### The request:
Copy out each line that mentions the word "content".

# START OF Supplied entries

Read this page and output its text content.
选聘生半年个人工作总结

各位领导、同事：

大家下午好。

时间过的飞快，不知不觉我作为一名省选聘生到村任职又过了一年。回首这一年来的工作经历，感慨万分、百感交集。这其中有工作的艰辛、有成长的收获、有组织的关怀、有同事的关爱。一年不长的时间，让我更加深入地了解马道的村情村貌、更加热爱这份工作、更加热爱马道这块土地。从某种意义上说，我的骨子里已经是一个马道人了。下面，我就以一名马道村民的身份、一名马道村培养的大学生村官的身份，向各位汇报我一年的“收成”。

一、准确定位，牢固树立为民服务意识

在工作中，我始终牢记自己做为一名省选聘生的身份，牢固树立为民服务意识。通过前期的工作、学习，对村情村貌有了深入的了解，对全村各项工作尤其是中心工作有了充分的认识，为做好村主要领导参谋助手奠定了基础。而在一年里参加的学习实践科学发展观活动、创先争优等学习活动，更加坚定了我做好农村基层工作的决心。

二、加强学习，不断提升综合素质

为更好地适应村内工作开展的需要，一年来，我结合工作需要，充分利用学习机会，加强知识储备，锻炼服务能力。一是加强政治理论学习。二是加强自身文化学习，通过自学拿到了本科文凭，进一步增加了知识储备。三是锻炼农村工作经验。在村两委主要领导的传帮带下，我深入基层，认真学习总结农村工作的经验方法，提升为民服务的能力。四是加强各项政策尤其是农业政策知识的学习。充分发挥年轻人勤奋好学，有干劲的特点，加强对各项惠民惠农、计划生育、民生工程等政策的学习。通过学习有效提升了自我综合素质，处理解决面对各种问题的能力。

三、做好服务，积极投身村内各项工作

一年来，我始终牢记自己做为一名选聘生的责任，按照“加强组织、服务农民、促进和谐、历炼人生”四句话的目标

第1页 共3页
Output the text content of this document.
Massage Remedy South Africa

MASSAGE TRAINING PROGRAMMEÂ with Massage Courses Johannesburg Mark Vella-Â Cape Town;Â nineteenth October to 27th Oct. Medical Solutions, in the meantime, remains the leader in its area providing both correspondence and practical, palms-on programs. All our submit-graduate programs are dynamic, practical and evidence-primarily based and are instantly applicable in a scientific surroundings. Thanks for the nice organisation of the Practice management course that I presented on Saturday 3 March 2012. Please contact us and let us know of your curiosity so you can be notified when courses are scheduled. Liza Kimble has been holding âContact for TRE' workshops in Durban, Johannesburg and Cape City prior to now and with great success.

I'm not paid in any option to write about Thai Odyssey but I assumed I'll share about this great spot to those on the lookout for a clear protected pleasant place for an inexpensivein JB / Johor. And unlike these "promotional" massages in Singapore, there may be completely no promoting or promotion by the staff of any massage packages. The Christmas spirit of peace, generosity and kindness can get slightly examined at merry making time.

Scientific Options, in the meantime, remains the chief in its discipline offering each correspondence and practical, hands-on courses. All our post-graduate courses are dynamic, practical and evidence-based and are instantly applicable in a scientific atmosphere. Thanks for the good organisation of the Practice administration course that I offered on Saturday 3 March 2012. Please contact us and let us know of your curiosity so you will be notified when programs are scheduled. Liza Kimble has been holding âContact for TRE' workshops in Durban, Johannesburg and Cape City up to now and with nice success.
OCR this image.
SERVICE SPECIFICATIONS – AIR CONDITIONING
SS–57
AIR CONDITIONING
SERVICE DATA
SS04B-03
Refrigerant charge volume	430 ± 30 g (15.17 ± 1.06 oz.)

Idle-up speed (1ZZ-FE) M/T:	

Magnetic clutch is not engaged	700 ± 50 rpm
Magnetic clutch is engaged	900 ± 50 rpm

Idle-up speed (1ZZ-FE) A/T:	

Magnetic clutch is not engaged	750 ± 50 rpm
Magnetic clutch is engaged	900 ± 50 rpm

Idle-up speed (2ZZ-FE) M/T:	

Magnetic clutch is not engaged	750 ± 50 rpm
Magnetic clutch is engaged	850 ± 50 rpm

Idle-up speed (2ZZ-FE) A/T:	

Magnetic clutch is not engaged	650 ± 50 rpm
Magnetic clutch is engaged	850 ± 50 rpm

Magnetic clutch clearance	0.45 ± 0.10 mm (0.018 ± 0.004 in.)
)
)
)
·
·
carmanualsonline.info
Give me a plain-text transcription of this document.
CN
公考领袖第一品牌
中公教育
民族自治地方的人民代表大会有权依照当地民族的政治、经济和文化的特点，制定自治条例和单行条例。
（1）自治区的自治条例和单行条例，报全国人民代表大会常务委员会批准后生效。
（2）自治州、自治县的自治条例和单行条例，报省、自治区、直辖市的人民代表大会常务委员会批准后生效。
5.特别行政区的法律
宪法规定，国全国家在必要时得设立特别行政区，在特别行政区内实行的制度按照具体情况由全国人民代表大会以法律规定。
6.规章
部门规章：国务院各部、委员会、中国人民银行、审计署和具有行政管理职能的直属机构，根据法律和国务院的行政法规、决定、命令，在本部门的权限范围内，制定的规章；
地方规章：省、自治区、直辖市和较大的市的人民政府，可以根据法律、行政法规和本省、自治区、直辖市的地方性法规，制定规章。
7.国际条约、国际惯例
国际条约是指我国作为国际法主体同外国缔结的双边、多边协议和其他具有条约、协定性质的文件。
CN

# END OF Supplied entries

### Reply to the exercise:
Read this page and output its text content.
Output the text content of this document.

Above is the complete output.